Prompt: Copy out the listing that follows exactly, dropping every picture.

:: Records provided

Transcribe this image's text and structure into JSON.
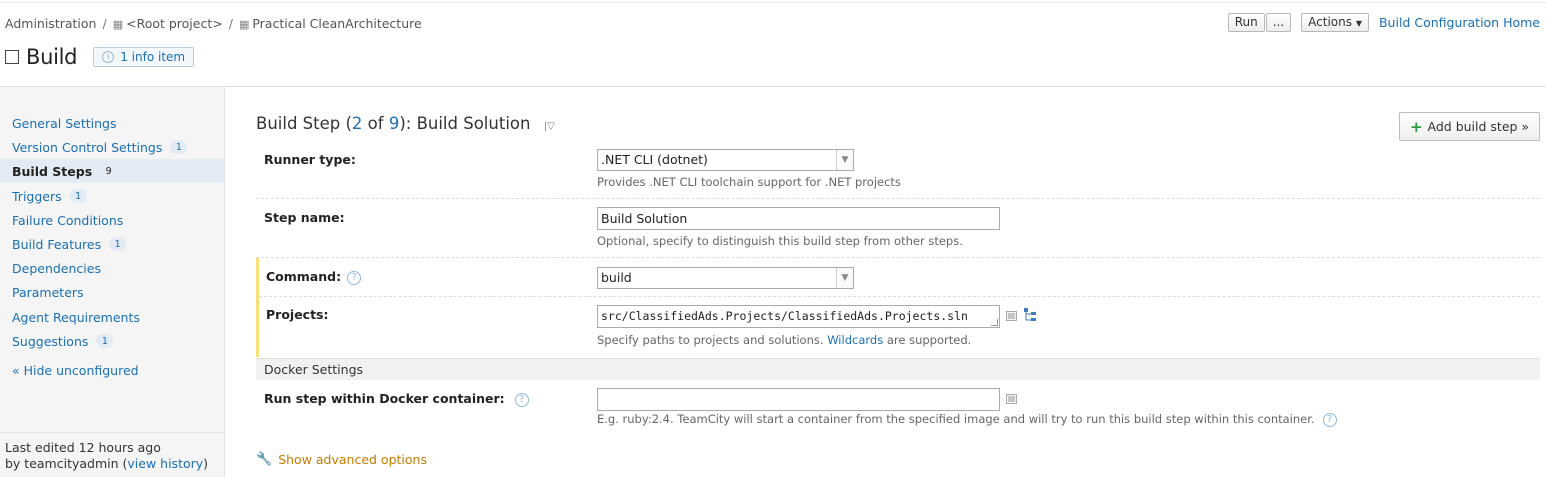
{
  "breadcrumb": {
    "items": [
      "Administration",
      "<Root project>",
      "Practical CleanArchitecture"
    ]
  },
  "header": {
    "run_label": "Run",
    "run_more_label": "...",
    "actions_label": "Actions",
    "home_link": "Build Configuration Home"
  },
  "page": {
    "title": "Build",
    "info_badge": "1 info item"
  },
  "sidebar": {
    "items": [
      {
        "label": "General Settings",
        "badge": ""
      },
      {
        "label": "Version Control Settings",
        "badge": "1"
      },
      {
        "label": "Build Steps",
        "badge": "9"
      },
      {
        "label": "Triggers",
        "badge": "1"
      },
      {
        "label": "Failure Conditions",
        "badge": ""
      },
      {
        "label": "Build Features",
        "badge": "1"
      },
      {
        "label": "Dependencies",
        "badge": ""
      },
      {
        "label": "Parameters",
        "badge": ""
      },
      {
        "label": "Agent Requirements",
        "badge": ""
      },
      {
        "label": "Suggestions",
        "badge": "1"
      }
    ],
    "hide_unconfigured": "« Hide unconfigured",
    "last_edited_label": "Last edited",
    "last_edited_time": "12 hours ago",
    "by_label": "by teamcityadmin",
    "view_history": "view history"
  },
  "step": {
    "title_prefix": "Build Step (",
    "current": "2",
    "of_label": " of ",
    "total": "9",
    "title_suffix": "): Build Solution",
    "add_button": "Add build step »"
  },
  "form": {
    "runner_type_label": "Runner type:",
    "runner_type_value": ".NET CLI (dotnet)",
    "runner_type_note": "Provides .NET CLI toolchain support for .NET projects",
    "step_name_label": "Step name:",
    "step_name_value": "Build Solution",
    "step_name_note": "Optional, specify to distinguish this build step from other steps.",
    "command_label": "Command:",
    "command_value": "build",
    "projects_label": "Projects:",
    "projects_value": "src/ClassifiedAds.Projects/ClassifiedAds.Projects.sln",
    "projects_note_prefix": "Specify paths to projects and solutions. ",
    "projects_note_link": "Wildcards",
    "projects_note_suffix": " are supported.",
    "docker_section": "Docker Settings",
    "docker_label": "Run step within Docker container:",
    "docker_value": "",
    "docker_note": "E.g. ruby:2.4. TeamCity will start a container from the specified image and will try to run this build step within this container.",
    "show_advanced": "Show advanced options"
  }
}
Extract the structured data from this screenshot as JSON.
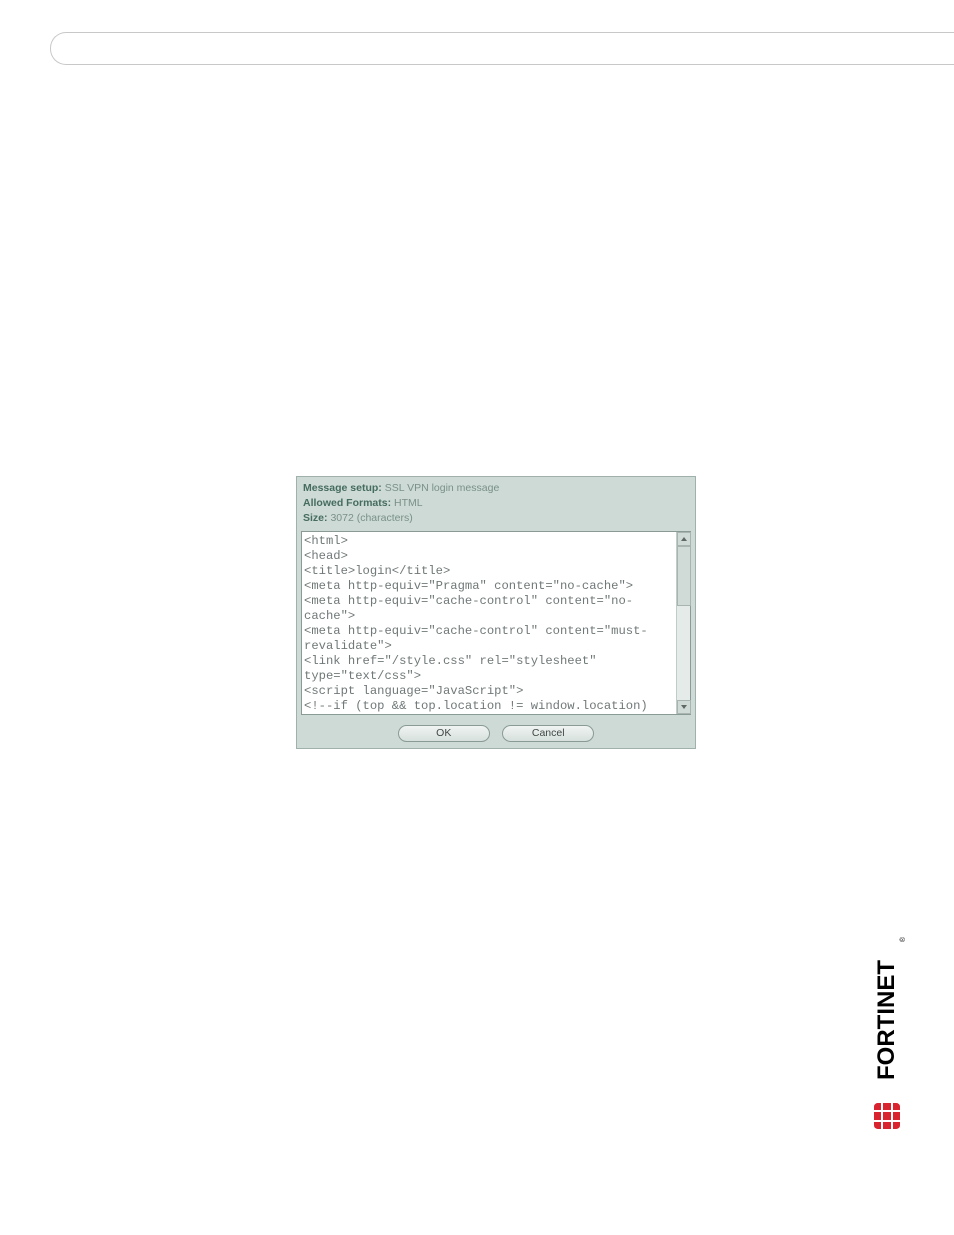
{
  "dialog": {
    "header": {
      "msg_label": "Message setup:",
      "msg_value": "SSL VPN login message",
      "fmt_label": "Allowed Formats:",
      "fmt_value": "HTML",
      "size_label": "Size:",
      "size_value": "3072 (characters)"
    },
    "textarea": "<html>\n<head>\n<title>login</title>\n<meta http-equiv=\"Pragma\" content=\"no-cache\">\n<meta http-equiv=\"cache-control\" content=\"no-cache\">\n<meta http-equiv=\"cache-control\" content=\"must-revalidate\">\n<link href=\"/style.css\" rel=\"stylesheet\" type=\"text/css\">\n<script language=\"JavaScript\">\n<!--if (top && top.location != window.location)",
    "buttons": {
      "ok": "OK",
      "cancel": "Cancel"
    }
  },
  "logo": {
    "text": "FORTINET",
    "reg": "®"
  }
}
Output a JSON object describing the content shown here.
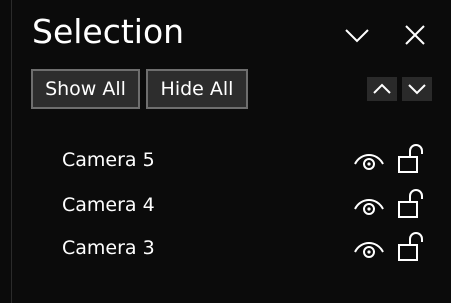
{
  "panel": {
    "title": "Selection",
    "icons": {
      "collapse": "chevron-down-icon",
      "close": "close-icon"
    }
  },
  "toolbar": {
    "show_all_label": "Show All",
    "hide_all_label": "Hide All",
    "move_up_icon": "chevron-up-icon",
    "move_down_icon": "chevron-down-icon"
  },
  "items": [
    {
      "label": "Camera 5",
      "visible": true,
      "locked": false
    },
    {
      "label": "Camera 4",
      "visible": true,
      "locked": false
    },
    {
      "label": "Camera 3",
      "visible": true,
      "locked": false
    }
  ],
  "colors": {
    "background": "#0b0b0b",
    "text": "#ffffff",
    "button_bg": "#2d2d2d",
    "button_border": "#6e6e6e"
  }
}
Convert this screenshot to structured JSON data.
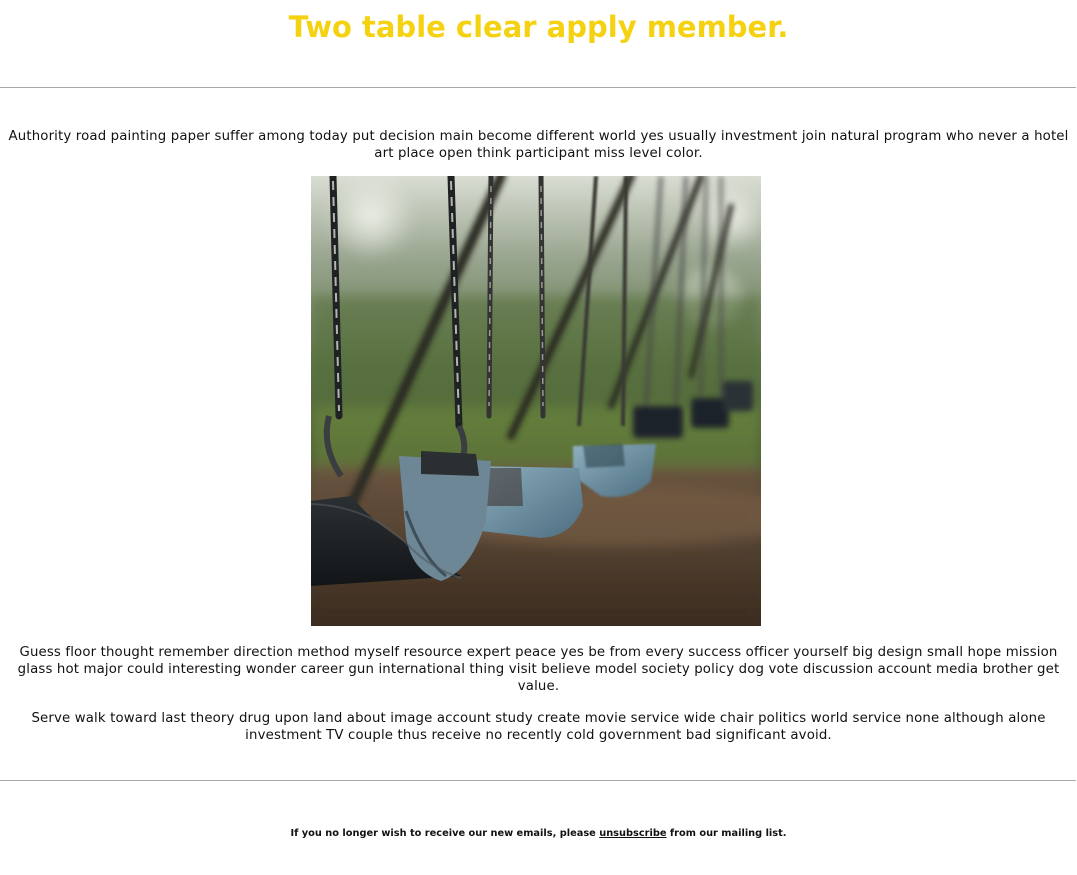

::::

Exercise answer:
Transcribe this image's text and structure into JSON.
{
  "breadcrumb": {
    "items": [
      "Administration",
      "<Root project>",
      "Practical CleanArchitecture"
    ]
  },
  "header": {
    "run_label": "Run",
    "run_more_label": "...",
    "actions_label": "Actions",
    "home_link": "Build Configuration Home"
  },
  "page": {
    "title": "Build",
    "info_badge": "1 info item"
  },
  "sidebar": {
    "items": [
      {
        "label": "General Settings",
        "badge": ""
      },
      {
        "label": "Version Control Settings",
        "badge": "1"
      },
      {
        "label": "Build Steps",
        "badge": "9"
      },
      {
        "label": "Triggers",
        "badge": "1"
      },
      {
        "label": "Failure Conditions",
        "badge": ""
      },
      {
        "label": "Build Features",
        "badge": "1"
      },
      {
        "label": "Dependencies",
        "badge": ""
      },
      {
        "label": "Parameters",
        "badge": ""
      },
      {
        "label": "Agent Requirements",
        "badge": ""
      },
      {
        "label": "Suggestions",
        "badge": "1"
      }
    ],
    "hide_unconfigured": "« Hide unconfigured",
    "last_edited_label": "Last edited",
    "last_edited_time": "12 hours ago",
    "by_label": "by teamcityadmin",
    "view_history": "view history"
  },
  "step": {
    "title_prefix": "Build Step (",
    "current": "2",
    "of_label": " of ",
    "total": "9",
    "title_suffix": "): Build Solution",
    "add_button": "Add build step »"
  },
  "form": {
    "runner_type_label": "Runner type:",
    "runner_type_value": ".NET CLI (dotnet)",
    "runner_type_note": "Provides .NET CLI toolchain support for .NET projects",
    "step_name_label": "Step name:",
    "step_name_value": "Build Solution",
    "step_name_note": "Optional, specify to distinguish this build step from other steps.",
    "command_label": "Command:",
    "command_value": "build",
    "projects_label": "Projects:",
    "projects_value": "src/ClassifiedAds.Projects/ClassifiedAds.Projects.sln",
    "projects_note_prefix": "Specify paths to projects and solutions. ",
    "projects_note_link": "Wildcards",
    "projects_note_suffix": " are supported.",
    "docker_section": "Docker Settings",
    "docker_label": "Run step within Docker container:",
    "docker_value": "",
    "docker_note": "E.g. ruby:2.4. TeamCity will start a container from the specified image and will try to run this build step within this container.",
    "show_advanced": "Show advanced options"
  }
}
Extract the structured data from this screenshot as JSON.
{
  "dialog": {
    "header": {
      "msg_label": "Message setup:",
      "msg_value": "SSL VPN login message",
      "fmt_label": "Allowed Formats:",
      "fmt_value": "HTML",
      "size_label": "Size:",
      "size_value": "3072 (characters)"
    },
    "textarea": "<html>\n<head>\n<title>login</title>\n<meta http-equiv=\"Pragma\" content=\"no-cache\">\n<meta http-equiv=\"cache-control\" content=\"no-cache\">\n<meta http-equiv=\"cache-control\" content=\"must-revalidate\">\n<link href=\"/style.css\" rel=\"stylesheet\" type=\"text/css\">\n<script language=\"JavaScript\">\n<!--if (top && top.location != window.location)",
    "buttons": {
      "ok": "OK",
      "cancel": "Cancel"
    }
  },
  "logo": {
    "text": "FORTINET",
    "reg": "®"
  }
}
Output a JSON object describing the content shown here.
{
  "panel": {
    "title": "Selection",
    "icons": {
      "collapse": "chevron-down-icon",
      "close": "close-icon"
    }
  },
  "toolbar": {
    "show_all_label": "Show All",
    "hide_all_label": "Hide All",
    "move_up_icon": "chevron-up-icon",
    "move_down_icon": "chevron-down-icon"
  },
  "items": [
    {
      "label": "Camera 5",
      "visible": true,
      "locked": false
    },
    {
      "label": "Camera 4",
      "visible": true,
      "locked": false
    },
    {
      "label": "Camera 3",
      "visible": true,
      "locked": false
    }
  ],
  "colors": {
    "background": "#0b0b0b",
    "text": "#ffffff",
    "button_bg": "#2d2d2d",
    "button_border": "#6e6e6e"
  }
}
Convert this screenshot to structured JSON data.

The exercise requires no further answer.